### Supplied data
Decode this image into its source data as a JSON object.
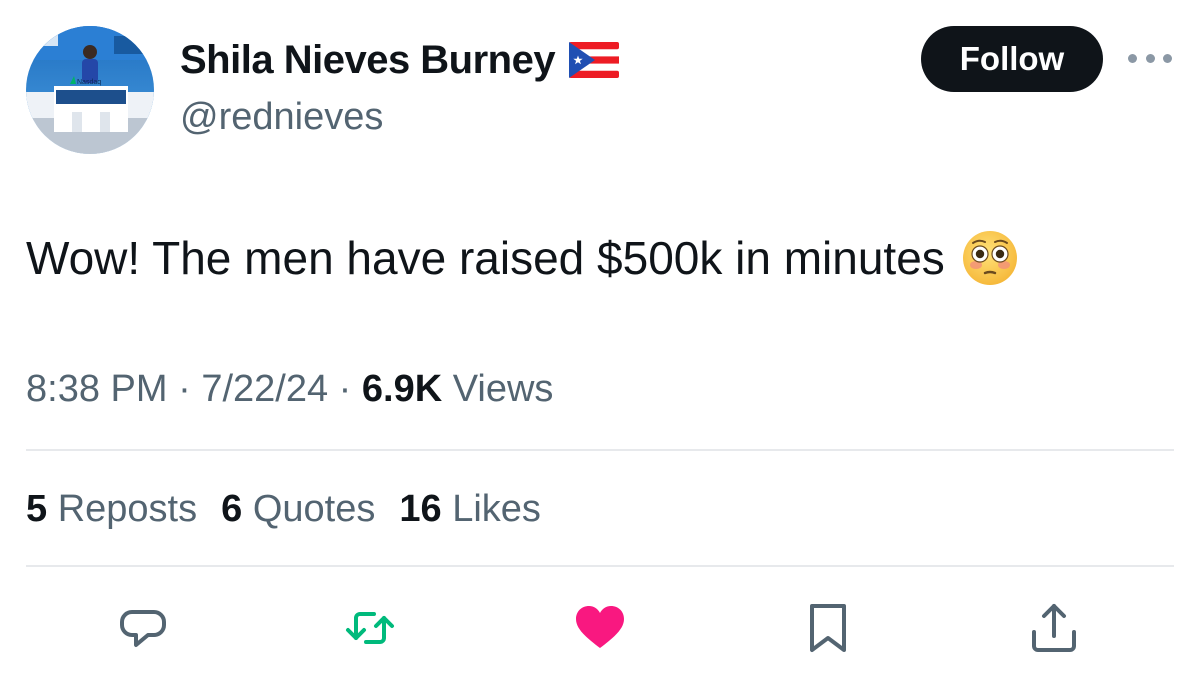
{
  "author": {
    "display_name": "Shila Nieves Burney",
    "handle": "@rednieves",
    "flag_icon": "puerto-rico-flag-icon",
    "avatar_logo_text": "Nasdaq"
  },
  "header": {
    "follow_label": "Follow",
    "more_icon": "more-horizontal-icon"
  },
  "tweet": {
    "text": "Wow! The men have raised $500k in minutes",
    "emoji": "flushed-face-emoji"
  },
  "meta": {
    "time": "8:38 PM",
    "separator": "·",
    "date": "7/22/24",
    "views_count": "6.9K",
    "views_label": "Views"
  },
  "stats": {
    "reposts_count": "5",
    "reposts_label": "Reposts",
    "quotes_count": "6",
    "quotes_label": "Quotes",
    "likes_count": "16",
    "likes_label": "Likes"
  },
  "actions": [
    {
      "name": "reply",
      "icon": "reply-icon",
      "color": "#536471"
    },
    {
      "name": "repost",
      "icon": "repost-icon",
      "color": "#00ba7c"
    },
    {
      "name": "like",
      "icon": "heart-icon",
      "color": "#f91880"
    },
    {
      "name": "bookmark",
      "icon": "bookmark-icon",
      "color": "#536471"
    },
    {
      "name": "share",
      "icon": "share-icon",
      "color": "#536471"
    }
  ],
  "colors": {
    "text_primary": "#0f1419",
    "text_secondary": "#536471",
    "follow_bg": "#0f1419",
    "divider": "#e7e9ec"
  }
}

### Your objective
Leave the pictures out and print the records above exactly as they stand.

### Exercise result
Decode this image into its source data as a JSON object.
{
  "author": {
    "display_name": "Shila Nieves Burney",
    "handle": "@rednieves",
    "flag_icon": "puerto-rico-flag-icon",
    "avatar_logo_text": "Nasdaq"
  },
  "header": {
    "follow_label": "Follow",
    "more_icon": "more-horizontal-icon"
  },
  "tweet": {
    "text": "Wow! The men have raised $500k in minutes",
    "emoji": "flushed-face-emoji"
  },
  "meta": {
    "time": "8:38 PM",
    "separator": "·",
    "date": "7/22/24",
    "views_count": "6.9K",
    "views_label": "Views"
  },
  "stats": {
    "reposts_count": "5",
    "reposts_label": "Reposts",
    "quotes_count": "6",
    "quotes_label": "Quotes",
    "likes_count": "16",
    "likes_label": "Likes"
  },
  "actions": [
    {
      "name": "reply",
      "icon": "reply-icon",
      "color": "#536471"
    },
    {
      "name": "repost",
      "icon": "repost-icon",
      "color": "#00ba7c"
    },
    {
      "name": "like",
      "icon": "heart-icon",
      "color": "#f91880"
    },
    {
      "name": "bookmark",
      "icon": "bookmark-icon",
      "color": "#536471"
    },
    {
      "name": "share",
      "icon": "share-icon",
      "color": "#536471"
    }
  ],
  "colors": {
    "text_primary": "#0f1419",
    "text_secondary": "#536471",
    "follow_bg": "#0f1419",
    "divider": "#e7e9ec"
  }
}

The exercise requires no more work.